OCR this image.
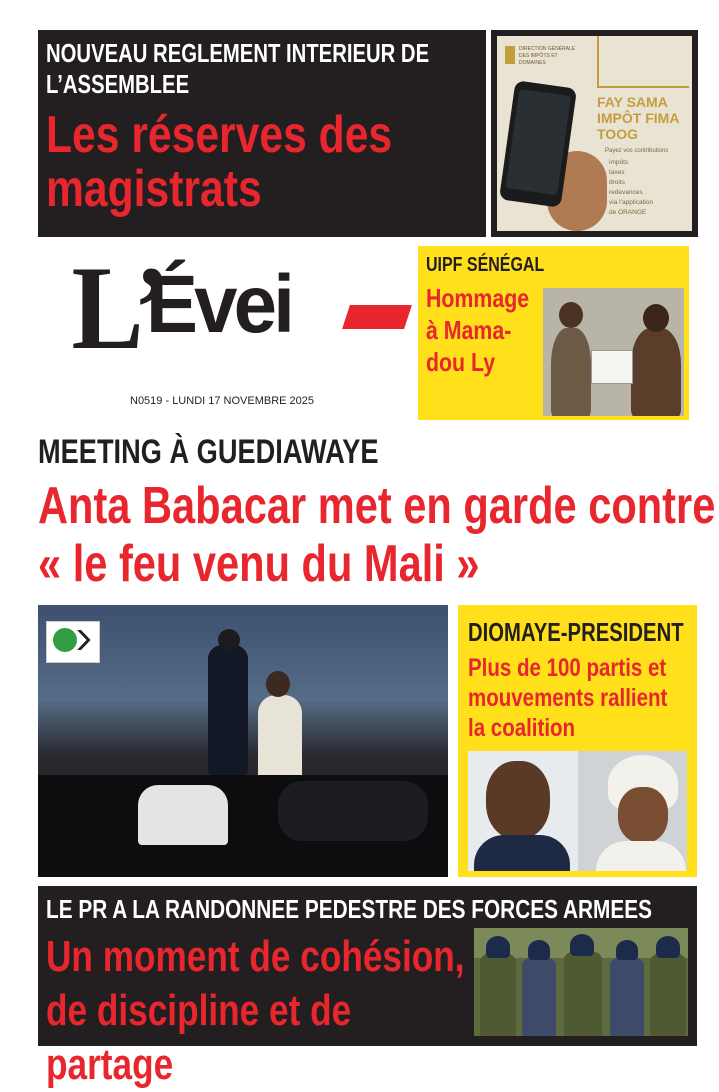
NOUVEAU REGLEMENT INTERIEUR DE L’ASSEMBLEE
Les réserves des magistrats
DIRECTION GÉNÉRALE DES IMPÔTS ET DOMAINES
FAY SAMA IMPÔT FIMA TOOG
Payez vos contributions
impôts
taxes
droits
redevances
via l’application
de ORANGE
L’
Évei
N0519 - LUNDI 17 NOVEMBRE 2025
UIPF SÉNÉGAL
Hommage à Mama-dou Ly
MEETING À GUEDIAWAYE
Anta Babacar met en garde contre « le feu venu du Mali »
DIOMAYE-PRESIDENT
Plus de 100 partis et mouvements rallient la coalition
LE PR A LA RANDONNEE PEDESTRE DES FORCES ARMEES
Un moment de cohésion, de discipline et de partage
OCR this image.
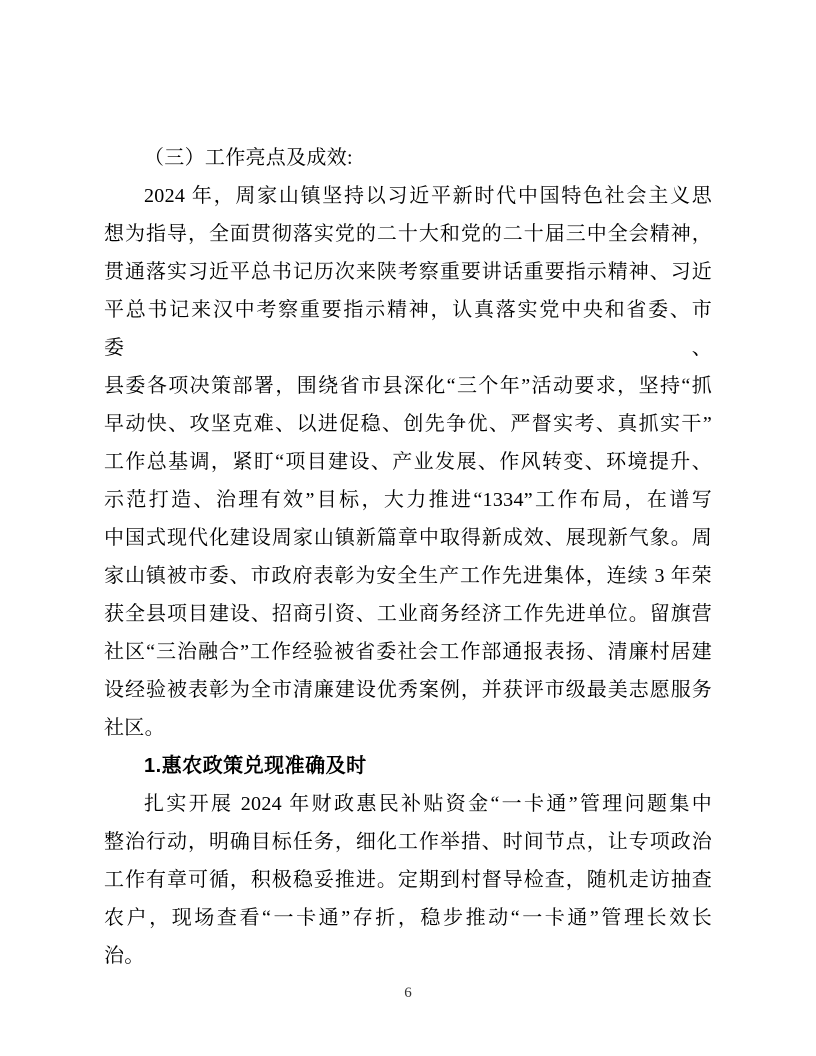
（三）工作亮点及成效:
2024 年，周家山镇坚持以习近平新时代中国特色社会主义思
想为指导，全面贯彻落实党的二十大和党的二十届三中全会精神，
贯通落实习近平总书记历次来陕考察重要讲话重要指示精神、习近
平总书记来汉中考察重要指示精神，认真落实党中央和省委、市委、
县委各项决策部署，围绕省市县深化“三个年”活动要求，坚持“抓
早动快、攻坚克难、以进促稳、创先争优、严督实考、真抓实干”
工作总基调，紧盯“项目建设、产业发展、作风转变、环境提升、
示范打造、治理有效”目标，大力推进“1334”工作布局，在谱写
中国式现代化建设周家山镇新篇章中取得新成效、展现新气象。周
家山镇被市委、市政府表彰为安全生产工作先进集体，连续 3 年荣
获全县项目建设、招商引资、工业商务经济工作先进单位。留旗营
社区“三治融合”工作经验被省委社会工作部通报表扬、清廉村居建
设经验被表彰为全市清廉建设优秀案例，并获评市级最美志愿服务
社区。
1.惠农政策兑现准确及时
扎实开展 2024 年财政惠民补贴资金“一卡通”管理问题集中
整治行动，明确目标任务，细化工作举措、时间节点，让专项政治
工作有章可循，积极稳妥推进。定期到村督导检查，随机走访抽查
农户，现场查看“一卡通”存折，稳步推动“一卡通”管理长效长
治。
6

____

*WHAT YOU HAVE TO DO:* Repeat the records above verbatim, with no pictures in the result.

*SOLVED PROBLEM:*
OCR this image.
NOUVEAU REGLEMENT INTERIEUR DE L’ASSEMBLEE
Les réserves des magistrats
DIRECTION GÉNÉRALE DES IMPÔTS ET DOMAINES
FAY SAMA IMPÔT FIMA TOOG
Payez vos contributions
impôts
taxes
droits
redevances
via l’application
de ORANGE
L’
Évei
N0519 - LUNDI 17 NOVEMBRE 2025
UIPF SÉNÉGAL
Hommage à Mama-dou Ly
MEETING À GUEDIAWAYE
Anta Babacar met en garde contre « le feu venu du Mali »
DIOMAYE-PRESIDENT
Plus de 100 partis et mouvements rallient la coalition
LE PR A LA RANDONNEE PEDESTRE DES FORCES ARMEES
Un moment de cohésion, de discipline et de partage
OCR this image.
（三）工作亮点及成效:
2024 年，周家山镇坚持以习近平新时代中国特色社会主义思
想为指导，全面贯彻落实党的二十大和党的二十届三中全会精神，
贯通落实习近平总书记历次来陕考察重要讲话重要指示精神、习近
平总书记来汉中考察重要指示精神，认真落实党中央和省委、市委、
县委各项决策部署，围绕省市县深化“三个年”活动要求，坚持“抓
早动快、攻坚克难、以进促稳、创先争优、严督实考、真抓实干”
工作总基调，紧盯“项目建设、产业发展、作风转变、环境提升、
示范打造、治理有效”目标，大力推进“1334”工作布局，在谱写
中国式现代化建设周家山镇新篇章中取得新成效、展现新气象。周
家山镇被市委、市政府表彰为安全生产工作先进集体，连续 3 年荣
获全县项目建设、招商引资、工业商务经济工作先进单位。留旗营
社区“三治融合”工作经验被省委社会工作部通报表扬、清廉村居建
设经验被表彰为全市清廉建设优秀案例，并获评市级最美志愿服务
社区。
1.惠农政策兑现准确及时
扎实开展 2024 年财政惠民补贴资金“一卡通”管理问题集中
整治行动，明确目标任务，细化工作举措、时间节点，让专项政治
工作有章可循，积极稳妥推进。定期到村督导检查，随机走访抽查
农户，现场查看“一卡通”存折，稳步推动“一卡通”管理长效长
治。
6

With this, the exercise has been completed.